Dataset records:
______

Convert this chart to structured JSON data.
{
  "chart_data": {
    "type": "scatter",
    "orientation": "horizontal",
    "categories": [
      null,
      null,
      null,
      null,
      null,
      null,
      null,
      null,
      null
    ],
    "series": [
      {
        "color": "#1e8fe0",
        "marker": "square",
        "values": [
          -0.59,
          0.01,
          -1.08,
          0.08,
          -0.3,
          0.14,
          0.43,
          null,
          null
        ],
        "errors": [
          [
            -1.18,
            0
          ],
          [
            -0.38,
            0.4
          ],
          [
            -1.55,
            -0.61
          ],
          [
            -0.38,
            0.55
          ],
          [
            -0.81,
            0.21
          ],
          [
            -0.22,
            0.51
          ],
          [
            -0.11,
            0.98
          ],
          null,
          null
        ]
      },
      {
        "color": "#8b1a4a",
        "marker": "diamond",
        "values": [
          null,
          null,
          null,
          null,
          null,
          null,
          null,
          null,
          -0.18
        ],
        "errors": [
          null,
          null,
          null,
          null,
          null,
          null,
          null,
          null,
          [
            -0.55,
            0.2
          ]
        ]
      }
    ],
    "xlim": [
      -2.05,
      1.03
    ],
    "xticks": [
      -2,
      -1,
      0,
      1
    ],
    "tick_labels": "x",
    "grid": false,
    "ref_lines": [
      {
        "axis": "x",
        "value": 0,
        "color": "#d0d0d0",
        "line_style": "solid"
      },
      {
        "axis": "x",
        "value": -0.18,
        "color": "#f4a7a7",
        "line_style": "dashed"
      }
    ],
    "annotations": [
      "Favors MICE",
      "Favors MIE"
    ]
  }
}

______

[Set exercise]: Print out all the entries precisely as written.

[Response to the task]:
Convert this chart to structured JSON data.
{
  "chart_data": {
    "type": "scatter",
    "orientation": "horizontal",
    "categories": [
      null,
      null,
      null,
      null,
      null,
      null,
      null,
      null,
      null
    ],
    "series": [
      {
        "color": "#1e8fe0",
        "marker": "square",
        "values": [
          -0.59,
          0.01,
          -1.08,
          0.08,
          -0.3,
          0.14,
          0.43,
          null,
          null
        ],
        "errors": [
          [
            -1.18,
            0
          ],
          [
            -0.38,
            0.4
          ],
          [
            -1.55,
            -0.61
          ],
          [
            -0.38,
            0.55
          ],
          [
            -0.81,
            0.21
          ],
          [
            -0.22,
            0.51
          ],
          [
            -0.11,
            0.98
          ],
          null,
          null
        ]
      },
      {
        "color": "#8b1a4a",
        "marker": "diamond",
        "values": [
          null,
          null,
          null,
          null,
          null,
          null,
          null,
          null,
          -0.18
        ],
        "errors": [
          null,
          null,
          null,
          null,
          null,
          null,
          null,
          null,
          [
            -0.55,
            0.2
          ]
        ]
      }
    ],
    "xlim": [
      -2.05,
      1.03
    ],
    "xticks": [
      -2,
      -1,
      0,
      1
    ],
    "tick_labels": "x",
    "grid": false,
    "ref_lines": [
      {
        "axis": "x",
        "value": 0,
        "color": "#d0d0d0",
        "line_style": "solid"
      },
      {
        "axis": "x",
        "value": -0.18,
        "color": "#f4a7a7",
        "line_style": "dashed"
      }
    ],
    "annotations": [
      "Favors MICE",
      "Favors MIE"
    ]
  }
}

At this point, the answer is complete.